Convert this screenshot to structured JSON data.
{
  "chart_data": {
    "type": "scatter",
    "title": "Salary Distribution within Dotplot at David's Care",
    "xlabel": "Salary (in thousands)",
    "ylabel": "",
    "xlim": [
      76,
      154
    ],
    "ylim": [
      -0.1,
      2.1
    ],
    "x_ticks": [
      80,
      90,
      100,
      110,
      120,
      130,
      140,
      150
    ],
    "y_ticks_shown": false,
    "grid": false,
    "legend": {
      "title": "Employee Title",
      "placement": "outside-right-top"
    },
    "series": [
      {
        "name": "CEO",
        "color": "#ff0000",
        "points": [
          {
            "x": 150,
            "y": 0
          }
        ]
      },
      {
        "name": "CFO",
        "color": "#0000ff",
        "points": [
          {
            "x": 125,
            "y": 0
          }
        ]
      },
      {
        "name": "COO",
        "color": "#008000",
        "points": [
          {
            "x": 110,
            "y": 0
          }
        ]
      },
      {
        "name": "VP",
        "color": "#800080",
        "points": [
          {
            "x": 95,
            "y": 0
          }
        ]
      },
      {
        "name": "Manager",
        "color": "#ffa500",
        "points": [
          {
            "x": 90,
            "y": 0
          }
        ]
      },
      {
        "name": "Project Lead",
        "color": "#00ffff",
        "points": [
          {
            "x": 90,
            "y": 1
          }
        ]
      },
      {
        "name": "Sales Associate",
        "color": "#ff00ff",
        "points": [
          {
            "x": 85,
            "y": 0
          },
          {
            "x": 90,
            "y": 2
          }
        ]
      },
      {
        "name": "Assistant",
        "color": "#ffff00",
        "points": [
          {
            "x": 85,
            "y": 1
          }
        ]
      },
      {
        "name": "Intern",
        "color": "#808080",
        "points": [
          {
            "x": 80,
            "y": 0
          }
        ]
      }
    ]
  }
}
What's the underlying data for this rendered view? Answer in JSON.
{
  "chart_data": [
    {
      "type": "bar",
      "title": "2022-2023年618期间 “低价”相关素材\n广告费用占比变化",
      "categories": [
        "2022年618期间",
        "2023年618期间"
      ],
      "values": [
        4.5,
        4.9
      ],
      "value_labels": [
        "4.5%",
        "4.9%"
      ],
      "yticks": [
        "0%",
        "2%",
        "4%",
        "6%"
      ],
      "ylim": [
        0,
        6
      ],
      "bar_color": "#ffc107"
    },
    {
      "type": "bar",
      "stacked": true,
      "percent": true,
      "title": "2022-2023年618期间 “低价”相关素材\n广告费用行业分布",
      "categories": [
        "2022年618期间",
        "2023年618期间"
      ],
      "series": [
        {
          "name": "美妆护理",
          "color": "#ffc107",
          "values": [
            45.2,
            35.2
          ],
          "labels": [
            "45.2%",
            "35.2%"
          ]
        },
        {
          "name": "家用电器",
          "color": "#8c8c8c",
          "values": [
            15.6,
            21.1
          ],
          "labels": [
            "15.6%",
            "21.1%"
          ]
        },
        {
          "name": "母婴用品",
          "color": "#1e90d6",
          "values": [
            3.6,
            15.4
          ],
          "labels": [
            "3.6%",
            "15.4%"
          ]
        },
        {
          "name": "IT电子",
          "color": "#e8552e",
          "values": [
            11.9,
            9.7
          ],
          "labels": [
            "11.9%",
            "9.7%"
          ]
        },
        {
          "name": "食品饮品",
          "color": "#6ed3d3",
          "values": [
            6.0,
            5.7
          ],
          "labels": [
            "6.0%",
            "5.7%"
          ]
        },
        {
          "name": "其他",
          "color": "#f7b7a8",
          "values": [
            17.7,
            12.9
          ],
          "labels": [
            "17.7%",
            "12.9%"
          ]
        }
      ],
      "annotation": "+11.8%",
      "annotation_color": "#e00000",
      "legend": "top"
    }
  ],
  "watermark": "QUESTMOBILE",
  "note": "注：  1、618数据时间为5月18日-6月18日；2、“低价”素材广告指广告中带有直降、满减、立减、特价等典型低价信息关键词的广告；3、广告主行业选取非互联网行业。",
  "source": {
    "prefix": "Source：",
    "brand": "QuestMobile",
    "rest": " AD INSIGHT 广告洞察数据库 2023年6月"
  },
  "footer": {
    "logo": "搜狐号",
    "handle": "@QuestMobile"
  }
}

○ ○ ○

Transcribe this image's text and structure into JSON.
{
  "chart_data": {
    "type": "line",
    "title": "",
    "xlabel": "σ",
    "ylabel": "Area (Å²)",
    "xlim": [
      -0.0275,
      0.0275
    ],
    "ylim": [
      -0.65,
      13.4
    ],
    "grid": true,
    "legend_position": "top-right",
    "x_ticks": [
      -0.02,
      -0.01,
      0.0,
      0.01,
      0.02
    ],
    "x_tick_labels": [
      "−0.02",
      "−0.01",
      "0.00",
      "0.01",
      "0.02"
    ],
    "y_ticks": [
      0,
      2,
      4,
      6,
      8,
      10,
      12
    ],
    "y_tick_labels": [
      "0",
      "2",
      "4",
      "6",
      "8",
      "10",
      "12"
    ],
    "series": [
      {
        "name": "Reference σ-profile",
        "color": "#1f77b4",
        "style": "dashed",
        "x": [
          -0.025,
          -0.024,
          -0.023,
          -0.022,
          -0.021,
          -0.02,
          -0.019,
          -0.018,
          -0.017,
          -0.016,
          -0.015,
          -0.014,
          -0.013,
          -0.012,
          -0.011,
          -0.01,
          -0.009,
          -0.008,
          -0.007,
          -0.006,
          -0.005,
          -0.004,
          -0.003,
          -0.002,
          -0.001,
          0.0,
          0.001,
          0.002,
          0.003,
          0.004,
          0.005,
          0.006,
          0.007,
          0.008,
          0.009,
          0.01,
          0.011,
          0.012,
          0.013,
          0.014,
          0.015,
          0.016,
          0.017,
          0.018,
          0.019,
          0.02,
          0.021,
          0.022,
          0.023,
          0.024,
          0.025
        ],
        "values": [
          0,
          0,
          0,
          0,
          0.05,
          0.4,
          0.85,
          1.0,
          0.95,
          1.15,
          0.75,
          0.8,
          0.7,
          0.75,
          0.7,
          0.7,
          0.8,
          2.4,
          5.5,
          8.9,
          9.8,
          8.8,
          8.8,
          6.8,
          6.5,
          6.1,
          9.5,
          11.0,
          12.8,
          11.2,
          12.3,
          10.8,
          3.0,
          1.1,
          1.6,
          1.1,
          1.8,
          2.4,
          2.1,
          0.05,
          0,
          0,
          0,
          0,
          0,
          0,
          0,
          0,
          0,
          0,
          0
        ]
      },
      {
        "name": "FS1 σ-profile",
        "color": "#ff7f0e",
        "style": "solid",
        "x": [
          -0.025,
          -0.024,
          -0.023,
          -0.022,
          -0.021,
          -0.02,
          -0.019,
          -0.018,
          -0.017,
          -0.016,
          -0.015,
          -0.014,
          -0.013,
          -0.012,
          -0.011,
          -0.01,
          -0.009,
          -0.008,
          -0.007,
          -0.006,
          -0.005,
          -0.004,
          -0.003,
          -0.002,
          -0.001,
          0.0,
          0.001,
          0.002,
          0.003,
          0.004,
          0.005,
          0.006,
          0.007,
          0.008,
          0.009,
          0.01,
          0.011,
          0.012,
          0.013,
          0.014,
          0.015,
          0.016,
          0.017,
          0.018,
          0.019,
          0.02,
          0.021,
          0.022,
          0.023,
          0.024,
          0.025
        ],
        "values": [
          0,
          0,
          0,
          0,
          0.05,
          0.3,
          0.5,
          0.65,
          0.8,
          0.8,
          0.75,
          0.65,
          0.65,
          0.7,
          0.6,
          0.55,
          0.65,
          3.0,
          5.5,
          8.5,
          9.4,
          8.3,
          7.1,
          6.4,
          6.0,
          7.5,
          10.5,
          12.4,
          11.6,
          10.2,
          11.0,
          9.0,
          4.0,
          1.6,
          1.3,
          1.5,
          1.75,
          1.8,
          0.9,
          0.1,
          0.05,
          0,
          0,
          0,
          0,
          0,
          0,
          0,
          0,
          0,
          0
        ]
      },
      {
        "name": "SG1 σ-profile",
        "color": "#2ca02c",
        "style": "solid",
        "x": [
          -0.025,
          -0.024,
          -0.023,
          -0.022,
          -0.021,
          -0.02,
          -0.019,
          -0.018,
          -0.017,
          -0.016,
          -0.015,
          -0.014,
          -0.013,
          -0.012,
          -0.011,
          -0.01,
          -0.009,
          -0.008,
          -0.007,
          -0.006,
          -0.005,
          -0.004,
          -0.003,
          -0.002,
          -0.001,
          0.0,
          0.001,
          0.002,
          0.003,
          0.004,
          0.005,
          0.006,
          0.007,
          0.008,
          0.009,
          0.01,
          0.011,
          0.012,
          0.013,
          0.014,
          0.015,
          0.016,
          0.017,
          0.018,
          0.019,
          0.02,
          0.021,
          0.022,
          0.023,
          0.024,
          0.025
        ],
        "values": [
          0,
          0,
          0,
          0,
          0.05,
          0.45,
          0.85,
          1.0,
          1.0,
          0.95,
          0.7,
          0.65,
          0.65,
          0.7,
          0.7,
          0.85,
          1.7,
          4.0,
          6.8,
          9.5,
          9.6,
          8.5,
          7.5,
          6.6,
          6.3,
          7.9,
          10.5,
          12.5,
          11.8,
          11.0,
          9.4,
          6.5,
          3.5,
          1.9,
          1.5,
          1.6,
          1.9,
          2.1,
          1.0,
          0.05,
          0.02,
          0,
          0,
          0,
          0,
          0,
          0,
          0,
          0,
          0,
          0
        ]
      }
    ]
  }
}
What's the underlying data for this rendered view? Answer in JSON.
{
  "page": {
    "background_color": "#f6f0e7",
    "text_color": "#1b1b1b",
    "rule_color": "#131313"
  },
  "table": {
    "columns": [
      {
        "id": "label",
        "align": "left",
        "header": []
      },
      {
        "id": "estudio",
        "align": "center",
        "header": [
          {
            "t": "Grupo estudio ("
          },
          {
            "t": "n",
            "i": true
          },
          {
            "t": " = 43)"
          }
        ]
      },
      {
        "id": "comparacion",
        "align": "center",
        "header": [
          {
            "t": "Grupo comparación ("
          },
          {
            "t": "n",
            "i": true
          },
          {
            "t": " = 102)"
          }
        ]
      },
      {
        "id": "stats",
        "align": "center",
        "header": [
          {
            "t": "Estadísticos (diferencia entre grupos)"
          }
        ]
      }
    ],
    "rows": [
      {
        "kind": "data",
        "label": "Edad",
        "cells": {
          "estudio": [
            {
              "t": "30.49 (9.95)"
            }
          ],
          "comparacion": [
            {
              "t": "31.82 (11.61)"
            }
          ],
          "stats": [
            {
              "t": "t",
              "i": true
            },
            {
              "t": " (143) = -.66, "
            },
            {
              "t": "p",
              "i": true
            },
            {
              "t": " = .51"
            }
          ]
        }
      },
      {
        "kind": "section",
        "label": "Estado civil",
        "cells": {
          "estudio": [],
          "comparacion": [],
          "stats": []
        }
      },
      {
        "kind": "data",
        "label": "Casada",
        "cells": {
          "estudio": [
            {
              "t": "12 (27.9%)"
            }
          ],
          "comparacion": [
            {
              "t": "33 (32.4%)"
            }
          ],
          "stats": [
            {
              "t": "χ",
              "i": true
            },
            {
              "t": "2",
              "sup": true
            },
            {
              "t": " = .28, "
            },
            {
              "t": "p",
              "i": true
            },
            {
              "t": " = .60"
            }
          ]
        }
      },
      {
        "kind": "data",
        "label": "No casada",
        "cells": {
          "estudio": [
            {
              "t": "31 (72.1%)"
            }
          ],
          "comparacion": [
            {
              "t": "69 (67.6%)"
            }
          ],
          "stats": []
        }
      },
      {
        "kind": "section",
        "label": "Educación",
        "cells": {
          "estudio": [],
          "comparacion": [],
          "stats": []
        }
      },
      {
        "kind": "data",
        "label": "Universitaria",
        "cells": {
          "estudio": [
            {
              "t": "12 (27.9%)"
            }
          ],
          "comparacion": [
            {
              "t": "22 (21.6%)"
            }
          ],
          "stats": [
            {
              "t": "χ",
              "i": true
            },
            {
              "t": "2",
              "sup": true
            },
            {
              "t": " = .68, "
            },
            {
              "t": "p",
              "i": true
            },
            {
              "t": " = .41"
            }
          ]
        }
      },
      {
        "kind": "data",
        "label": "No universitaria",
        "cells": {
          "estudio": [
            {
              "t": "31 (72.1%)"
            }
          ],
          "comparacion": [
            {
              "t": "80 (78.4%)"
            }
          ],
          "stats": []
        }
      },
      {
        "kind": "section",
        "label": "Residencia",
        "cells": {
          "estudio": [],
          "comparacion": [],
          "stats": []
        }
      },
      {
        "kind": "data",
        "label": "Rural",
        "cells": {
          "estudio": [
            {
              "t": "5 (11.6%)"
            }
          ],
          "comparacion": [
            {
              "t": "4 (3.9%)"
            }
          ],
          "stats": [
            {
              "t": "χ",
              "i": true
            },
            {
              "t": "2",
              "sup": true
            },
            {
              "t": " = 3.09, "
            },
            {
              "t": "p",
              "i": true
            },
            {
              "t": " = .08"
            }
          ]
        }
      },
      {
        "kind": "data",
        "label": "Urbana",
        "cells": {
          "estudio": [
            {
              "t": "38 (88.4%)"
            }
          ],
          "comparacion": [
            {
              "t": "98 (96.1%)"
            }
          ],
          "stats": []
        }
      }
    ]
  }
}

○ ○ ○

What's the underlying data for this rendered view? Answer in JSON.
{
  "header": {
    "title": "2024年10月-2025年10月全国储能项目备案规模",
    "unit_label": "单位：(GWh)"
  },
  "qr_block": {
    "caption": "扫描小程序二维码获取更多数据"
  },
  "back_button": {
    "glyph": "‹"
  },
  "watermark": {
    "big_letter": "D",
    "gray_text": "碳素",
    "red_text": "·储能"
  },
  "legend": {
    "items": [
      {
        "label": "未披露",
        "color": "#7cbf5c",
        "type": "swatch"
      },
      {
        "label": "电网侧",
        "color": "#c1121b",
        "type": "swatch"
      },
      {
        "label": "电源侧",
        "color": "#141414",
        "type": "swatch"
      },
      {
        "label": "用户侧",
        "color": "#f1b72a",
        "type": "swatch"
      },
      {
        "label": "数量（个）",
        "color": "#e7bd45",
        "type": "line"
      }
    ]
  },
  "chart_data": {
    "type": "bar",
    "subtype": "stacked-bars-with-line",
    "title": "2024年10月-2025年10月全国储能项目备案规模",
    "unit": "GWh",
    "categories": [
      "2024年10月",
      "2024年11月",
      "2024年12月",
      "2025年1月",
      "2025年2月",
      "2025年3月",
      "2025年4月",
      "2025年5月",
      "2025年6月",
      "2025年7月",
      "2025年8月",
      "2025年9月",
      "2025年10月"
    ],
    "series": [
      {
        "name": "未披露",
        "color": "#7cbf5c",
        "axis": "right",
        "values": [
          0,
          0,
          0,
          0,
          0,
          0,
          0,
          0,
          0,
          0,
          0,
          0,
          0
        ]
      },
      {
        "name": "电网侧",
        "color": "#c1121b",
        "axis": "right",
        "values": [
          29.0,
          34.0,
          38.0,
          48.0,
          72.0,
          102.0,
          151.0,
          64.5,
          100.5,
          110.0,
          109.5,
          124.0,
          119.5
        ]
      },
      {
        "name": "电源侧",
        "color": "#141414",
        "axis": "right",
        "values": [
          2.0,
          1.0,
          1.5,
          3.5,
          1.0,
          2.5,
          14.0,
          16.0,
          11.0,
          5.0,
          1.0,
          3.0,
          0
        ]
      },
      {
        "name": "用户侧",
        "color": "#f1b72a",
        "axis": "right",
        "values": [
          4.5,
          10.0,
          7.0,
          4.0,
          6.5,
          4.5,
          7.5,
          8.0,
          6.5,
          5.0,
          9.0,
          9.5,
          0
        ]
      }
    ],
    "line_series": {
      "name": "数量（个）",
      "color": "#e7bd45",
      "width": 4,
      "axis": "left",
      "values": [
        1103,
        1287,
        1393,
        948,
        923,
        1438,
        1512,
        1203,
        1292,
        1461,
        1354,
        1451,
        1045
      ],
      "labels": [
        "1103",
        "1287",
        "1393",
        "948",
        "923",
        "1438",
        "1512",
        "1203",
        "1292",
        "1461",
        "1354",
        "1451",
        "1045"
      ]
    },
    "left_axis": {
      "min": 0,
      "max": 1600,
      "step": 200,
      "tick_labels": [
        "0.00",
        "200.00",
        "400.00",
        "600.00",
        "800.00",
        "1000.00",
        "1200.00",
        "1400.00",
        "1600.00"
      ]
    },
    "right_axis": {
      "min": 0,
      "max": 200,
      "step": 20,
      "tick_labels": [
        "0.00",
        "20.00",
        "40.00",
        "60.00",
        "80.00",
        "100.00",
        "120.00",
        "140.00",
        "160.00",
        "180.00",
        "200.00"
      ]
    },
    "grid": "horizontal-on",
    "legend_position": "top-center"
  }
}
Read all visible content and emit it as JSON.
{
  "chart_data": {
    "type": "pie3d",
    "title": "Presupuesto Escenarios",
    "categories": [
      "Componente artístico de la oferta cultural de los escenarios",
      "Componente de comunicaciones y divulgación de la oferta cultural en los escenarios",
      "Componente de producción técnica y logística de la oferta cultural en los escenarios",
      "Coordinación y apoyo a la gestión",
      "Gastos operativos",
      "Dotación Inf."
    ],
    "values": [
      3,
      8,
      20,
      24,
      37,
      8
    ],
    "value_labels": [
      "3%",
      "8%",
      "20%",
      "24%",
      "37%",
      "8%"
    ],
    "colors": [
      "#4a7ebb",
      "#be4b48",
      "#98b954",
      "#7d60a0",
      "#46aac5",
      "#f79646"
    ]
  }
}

○ ○ ○

### [THE PROBLEM]
Pick out each line containing the string "相关素材" and copy it.

### [TASK SOLUTION]
      "title": "2022-2023年618期间 “低价”相关素材\n广告费用占比变化",
      "title": "2022-2023年618期间 “低价”相关素材\n广告费用行业分布",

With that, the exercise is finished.